(Data entries)
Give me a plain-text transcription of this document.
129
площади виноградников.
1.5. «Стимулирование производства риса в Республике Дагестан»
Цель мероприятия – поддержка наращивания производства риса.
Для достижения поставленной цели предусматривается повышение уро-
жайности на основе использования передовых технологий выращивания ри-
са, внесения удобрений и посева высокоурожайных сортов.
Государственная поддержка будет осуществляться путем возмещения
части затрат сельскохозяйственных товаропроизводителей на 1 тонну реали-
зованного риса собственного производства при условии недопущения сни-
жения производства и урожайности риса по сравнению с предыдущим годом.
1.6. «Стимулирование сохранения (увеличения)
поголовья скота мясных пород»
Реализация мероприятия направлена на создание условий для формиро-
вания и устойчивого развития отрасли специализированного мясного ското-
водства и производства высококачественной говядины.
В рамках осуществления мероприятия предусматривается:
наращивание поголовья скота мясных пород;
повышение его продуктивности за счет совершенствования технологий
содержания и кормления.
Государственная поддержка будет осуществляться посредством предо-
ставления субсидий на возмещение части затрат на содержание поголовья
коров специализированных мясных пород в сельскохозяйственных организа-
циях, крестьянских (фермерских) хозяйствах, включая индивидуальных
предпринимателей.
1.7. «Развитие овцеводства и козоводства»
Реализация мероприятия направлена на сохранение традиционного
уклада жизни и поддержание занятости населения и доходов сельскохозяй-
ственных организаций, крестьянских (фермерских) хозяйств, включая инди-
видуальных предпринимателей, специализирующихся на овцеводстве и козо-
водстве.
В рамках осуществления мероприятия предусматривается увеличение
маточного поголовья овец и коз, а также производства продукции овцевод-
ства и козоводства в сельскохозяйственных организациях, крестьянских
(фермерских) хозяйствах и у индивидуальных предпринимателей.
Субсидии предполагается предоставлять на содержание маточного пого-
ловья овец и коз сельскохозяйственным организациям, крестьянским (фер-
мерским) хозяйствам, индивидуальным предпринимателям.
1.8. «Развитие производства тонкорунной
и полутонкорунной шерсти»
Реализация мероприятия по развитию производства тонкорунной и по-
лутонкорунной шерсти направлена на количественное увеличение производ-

EXERCISE BRIEF: Extract the complete data, matching each line exactly.

TASK RESPONSE:
Give me a plain-text transcription of this document.
129
площади виноградников.
1.5. «Стимулирование производства риса в Республике Дагестан»
Цель мероприятия – поддержка наращивания производства риса.
Для достижения поставленной цели предусматривается повышение уро-
жайности на основе использования передовых технологий выращивания ри-
са, внесения удобрений и посева высокоурожайных сортов.
Государственная поддержка будет осуществляться путем возмещения
части затрат сельскохозяйственных товаропроизводителей на 1 тонну реали-
зованного риса собственного производства при условии недопущения сни-
жения производства и урожайности риса по сравнению с предыдущим годом.
1.6. «Стимулирование сохранения (увеличения)
поголовья скота мясных пород»
Реализация мероприятия направлена на создание условий для формиро-
вания и устойчивого развития отрасли специализированного мясного ското-
водства и производства высококачественной говядины.
В рамках осуществления мероприятия предусматривается:
наращивание поголовья скота мясных пород;
повышение его продуктивности за счет совершенствования технологий
содержания и кормления.
Государственная поддержка будет осуществляться посредством предо-
ставления субсидий на возмещение части затрат на содержание поголовья
коров специализированных мясных пород в сельскохозяйственных организа-
циях, крестьянских (фермерских) хозяйствах, включая индивидуальных
предпринимателей.
1.7. «Развитие овцеводства и козоводства»
Реализация мероприятия направлена на сохранение традиционного
уклада жизни и поддержание занятости населения и доходов сельскохозяй-
ственных организаций, крестьянских (фермерских) хозяйств, включая инди-
видуальных предпринимателей, специализирующихся на овцеводстве и козо-
водстве.
В рамках осуществления мероприятия предусматривается увеличение
маточного поголовья овец и коз, а также производства продукции овцевод-
ства и козоводства в сельскохозяйственных организациях, крестьянских
(фермерских) хозяйствах и у индивидуальных предпринимателей.
Субсидии предполагается предоставлять на содержание маточного пого-
ловья овец и коз сельскохозяйственным организациям, крестьянским (фер-
мерским) хозяйствам, индивидуальным предпринимателям.
1.8. «Развитие производства тонкорунной
и полутонкорунной шерсти»
Реализация мероприятия по развитию производства тонкорунной и по-
лутонкорунной шерсти направлена на количественное увеличение производ-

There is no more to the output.